==== SUPPLIED INFORMATION

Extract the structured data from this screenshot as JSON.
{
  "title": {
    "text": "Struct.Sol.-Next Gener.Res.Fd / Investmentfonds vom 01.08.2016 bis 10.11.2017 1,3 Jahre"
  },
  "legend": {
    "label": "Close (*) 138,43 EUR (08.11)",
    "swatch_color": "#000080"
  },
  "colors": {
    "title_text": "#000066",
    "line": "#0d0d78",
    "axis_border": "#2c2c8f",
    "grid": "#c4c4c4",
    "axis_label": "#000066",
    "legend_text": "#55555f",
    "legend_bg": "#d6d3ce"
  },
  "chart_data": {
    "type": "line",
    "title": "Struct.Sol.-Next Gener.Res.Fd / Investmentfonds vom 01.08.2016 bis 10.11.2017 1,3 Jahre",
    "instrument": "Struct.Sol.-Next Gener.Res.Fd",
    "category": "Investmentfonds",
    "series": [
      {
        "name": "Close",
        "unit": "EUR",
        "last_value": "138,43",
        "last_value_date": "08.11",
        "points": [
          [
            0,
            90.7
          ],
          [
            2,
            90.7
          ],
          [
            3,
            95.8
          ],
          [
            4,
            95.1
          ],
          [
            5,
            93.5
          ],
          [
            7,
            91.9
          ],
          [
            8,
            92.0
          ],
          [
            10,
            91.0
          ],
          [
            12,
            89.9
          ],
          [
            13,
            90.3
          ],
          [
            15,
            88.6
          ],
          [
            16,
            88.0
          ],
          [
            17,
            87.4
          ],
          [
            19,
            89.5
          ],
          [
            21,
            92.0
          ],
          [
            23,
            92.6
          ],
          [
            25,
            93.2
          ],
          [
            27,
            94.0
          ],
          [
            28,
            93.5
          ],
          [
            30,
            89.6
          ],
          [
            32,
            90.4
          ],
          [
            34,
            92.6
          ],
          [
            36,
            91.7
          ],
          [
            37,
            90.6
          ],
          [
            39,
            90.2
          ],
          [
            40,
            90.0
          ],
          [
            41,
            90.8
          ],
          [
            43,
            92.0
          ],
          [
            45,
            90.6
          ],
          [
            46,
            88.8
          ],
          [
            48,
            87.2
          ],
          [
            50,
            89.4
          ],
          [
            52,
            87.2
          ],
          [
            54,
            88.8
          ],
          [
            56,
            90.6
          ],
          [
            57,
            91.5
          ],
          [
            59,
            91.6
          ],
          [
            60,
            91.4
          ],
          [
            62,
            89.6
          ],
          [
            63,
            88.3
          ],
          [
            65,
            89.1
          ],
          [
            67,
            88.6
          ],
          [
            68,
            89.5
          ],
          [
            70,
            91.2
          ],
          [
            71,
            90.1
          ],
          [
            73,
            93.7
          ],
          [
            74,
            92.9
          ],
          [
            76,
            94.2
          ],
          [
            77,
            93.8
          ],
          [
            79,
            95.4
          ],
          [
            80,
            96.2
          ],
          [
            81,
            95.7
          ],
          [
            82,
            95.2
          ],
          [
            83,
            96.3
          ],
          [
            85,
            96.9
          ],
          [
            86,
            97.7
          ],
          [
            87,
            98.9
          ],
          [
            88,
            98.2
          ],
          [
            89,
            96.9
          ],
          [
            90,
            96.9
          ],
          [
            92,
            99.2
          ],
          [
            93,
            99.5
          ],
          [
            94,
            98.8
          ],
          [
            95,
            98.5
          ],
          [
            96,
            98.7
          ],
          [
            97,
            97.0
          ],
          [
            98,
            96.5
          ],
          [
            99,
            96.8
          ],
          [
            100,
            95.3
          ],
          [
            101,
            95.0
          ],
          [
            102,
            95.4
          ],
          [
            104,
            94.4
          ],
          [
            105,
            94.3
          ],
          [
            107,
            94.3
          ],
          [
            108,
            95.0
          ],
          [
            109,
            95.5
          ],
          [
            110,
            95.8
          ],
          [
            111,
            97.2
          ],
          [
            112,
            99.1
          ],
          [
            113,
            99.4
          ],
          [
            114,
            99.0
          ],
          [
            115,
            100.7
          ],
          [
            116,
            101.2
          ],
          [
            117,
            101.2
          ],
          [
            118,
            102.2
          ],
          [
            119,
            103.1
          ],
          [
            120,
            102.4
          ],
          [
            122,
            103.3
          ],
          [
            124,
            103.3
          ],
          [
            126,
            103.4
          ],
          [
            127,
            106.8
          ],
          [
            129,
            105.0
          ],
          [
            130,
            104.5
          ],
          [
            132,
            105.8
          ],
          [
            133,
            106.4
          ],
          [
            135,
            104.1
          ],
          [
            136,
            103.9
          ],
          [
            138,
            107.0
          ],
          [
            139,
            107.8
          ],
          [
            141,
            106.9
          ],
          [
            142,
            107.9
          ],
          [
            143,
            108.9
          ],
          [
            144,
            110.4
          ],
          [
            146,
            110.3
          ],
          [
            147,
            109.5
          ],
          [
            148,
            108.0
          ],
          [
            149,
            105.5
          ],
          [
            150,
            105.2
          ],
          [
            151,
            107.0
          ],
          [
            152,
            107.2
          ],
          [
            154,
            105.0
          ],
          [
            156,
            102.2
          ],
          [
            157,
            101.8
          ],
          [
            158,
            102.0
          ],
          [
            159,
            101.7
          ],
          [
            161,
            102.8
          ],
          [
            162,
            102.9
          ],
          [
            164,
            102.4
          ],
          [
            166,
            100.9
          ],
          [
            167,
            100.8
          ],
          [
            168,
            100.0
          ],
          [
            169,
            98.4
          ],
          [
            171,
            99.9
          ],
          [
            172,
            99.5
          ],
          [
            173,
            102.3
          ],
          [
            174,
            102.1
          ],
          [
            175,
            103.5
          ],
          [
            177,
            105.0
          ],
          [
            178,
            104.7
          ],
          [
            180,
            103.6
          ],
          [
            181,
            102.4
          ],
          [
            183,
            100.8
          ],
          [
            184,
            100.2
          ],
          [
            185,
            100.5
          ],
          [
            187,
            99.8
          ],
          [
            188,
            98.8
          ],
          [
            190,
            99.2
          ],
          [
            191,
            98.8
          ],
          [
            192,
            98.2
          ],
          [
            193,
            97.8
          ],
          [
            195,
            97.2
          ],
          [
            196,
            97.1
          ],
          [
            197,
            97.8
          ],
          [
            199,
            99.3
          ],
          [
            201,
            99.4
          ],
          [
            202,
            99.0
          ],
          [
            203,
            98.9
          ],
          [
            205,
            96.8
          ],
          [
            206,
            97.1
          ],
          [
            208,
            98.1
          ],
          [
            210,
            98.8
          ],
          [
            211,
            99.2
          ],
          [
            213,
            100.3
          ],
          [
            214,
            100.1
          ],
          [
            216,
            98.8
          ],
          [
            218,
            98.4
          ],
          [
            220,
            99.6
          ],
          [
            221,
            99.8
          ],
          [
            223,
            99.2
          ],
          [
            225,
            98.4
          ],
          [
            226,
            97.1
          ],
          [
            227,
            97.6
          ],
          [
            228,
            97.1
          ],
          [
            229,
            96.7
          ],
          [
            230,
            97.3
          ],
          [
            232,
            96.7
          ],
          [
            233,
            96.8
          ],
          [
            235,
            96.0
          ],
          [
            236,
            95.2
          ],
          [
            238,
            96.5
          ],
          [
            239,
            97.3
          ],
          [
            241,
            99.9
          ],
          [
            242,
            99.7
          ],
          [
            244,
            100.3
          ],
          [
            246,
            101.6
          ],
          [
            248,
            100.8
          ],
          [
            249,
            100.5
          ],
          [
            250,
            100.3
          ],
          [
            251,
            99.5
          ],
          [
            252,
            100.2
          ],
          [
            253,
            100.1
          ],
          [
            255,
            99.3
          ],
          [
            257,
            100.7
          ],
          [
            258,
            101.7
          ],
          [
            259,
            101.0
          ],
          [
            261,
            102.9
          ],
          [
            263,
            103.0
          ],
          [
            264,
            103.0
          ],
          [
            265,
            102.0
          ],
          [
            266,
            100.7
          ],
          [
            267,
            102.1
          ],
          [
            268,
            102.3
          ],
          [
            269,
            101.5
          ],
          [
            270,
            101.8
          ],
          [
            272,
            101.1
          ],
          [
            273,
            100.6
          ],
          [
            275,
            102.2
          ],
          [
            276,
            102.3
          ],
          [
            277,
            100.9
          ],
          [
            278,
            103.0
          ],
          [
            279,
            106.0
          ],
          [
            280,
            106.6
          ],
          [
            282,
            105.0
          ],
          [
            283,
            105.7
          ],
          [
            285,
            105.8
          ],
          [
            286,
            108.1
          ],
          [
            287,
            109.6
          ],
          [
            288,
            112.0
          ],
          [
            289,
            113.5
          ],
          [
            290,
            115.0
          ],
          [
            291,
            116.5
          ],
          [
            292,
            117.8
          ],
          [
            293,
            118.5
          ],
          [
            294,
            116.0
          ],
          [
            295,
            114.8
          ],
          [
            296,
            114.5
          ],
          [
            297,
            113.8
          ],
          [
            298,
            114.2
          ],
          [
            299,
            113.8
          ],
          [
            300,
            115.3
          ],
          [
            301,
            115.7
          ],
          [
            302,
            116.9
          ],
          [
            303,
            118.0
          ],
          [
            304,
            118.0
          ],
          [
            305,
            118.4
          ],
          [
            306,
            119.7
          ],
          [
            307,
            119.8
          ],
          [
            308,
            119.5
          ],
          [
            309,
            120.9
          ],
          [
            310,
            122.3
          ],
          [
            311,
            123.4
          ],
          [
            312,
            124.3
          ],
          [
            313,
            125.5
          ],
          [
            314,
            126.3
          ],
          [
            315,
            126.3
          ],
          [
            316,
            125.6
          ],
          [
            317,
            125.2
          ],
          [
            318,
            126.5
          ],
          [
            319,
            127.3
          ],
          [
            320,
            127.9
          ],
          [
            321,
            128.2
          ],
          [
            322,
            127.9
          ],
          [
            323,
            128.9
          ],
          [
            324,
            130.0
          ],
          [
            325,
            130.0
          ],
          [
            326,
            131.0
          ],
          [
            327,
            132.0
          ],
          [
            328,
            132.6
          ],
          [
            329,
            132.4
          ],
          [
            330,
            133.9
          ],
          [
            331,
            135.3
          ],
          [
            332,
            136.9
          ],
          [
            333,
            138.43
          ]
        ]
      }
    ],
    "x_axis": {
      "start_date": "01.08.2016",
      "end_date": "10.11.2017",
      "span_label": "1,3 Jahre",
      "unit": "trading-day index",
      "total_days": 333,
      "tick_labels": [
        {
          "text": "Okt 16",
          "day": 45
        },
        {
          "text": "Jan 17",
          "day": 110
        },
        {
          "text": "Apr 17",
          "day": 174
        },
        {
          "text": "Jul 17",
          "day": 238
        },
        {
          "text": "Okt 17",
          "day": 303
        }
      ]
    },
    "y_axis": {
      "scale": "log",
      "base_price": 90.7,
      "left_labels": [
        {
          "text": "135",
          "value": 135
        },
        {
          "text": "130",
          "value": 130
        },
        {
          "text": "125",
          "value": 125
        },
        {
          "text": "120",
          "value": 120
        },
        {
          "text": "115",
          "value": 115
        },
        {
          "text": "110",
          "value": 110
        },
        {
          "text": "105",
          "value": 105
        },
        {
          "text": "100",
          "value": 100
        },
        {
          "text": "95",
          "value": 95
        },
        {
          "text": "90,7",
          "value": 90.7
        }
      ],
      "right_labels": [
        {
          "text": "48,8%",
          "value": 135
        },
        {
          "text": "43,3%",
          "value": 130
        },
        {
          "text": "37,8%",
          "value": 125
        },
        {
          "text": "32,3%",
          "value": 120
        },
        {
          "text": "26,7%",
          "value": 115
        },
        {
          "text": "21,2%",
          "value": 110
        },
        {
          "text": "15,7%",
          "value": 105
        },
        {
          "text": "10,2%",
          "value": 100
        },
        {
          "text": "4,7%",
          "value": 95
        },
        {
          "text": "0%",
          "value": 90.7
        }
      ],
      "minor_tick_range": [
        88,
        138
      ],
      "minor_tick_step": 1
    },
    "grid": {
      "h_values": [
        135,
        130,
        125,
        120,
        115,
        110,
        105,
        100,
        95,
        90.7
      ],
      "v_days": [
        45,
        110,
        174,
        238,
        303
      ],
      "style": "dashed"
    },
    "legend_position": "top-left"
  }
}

========

WORK INSTRUCTIONS:
Tally the lines in this data that hold the word "Gener" and state only the count.

WRITTEN SOLUTION:
3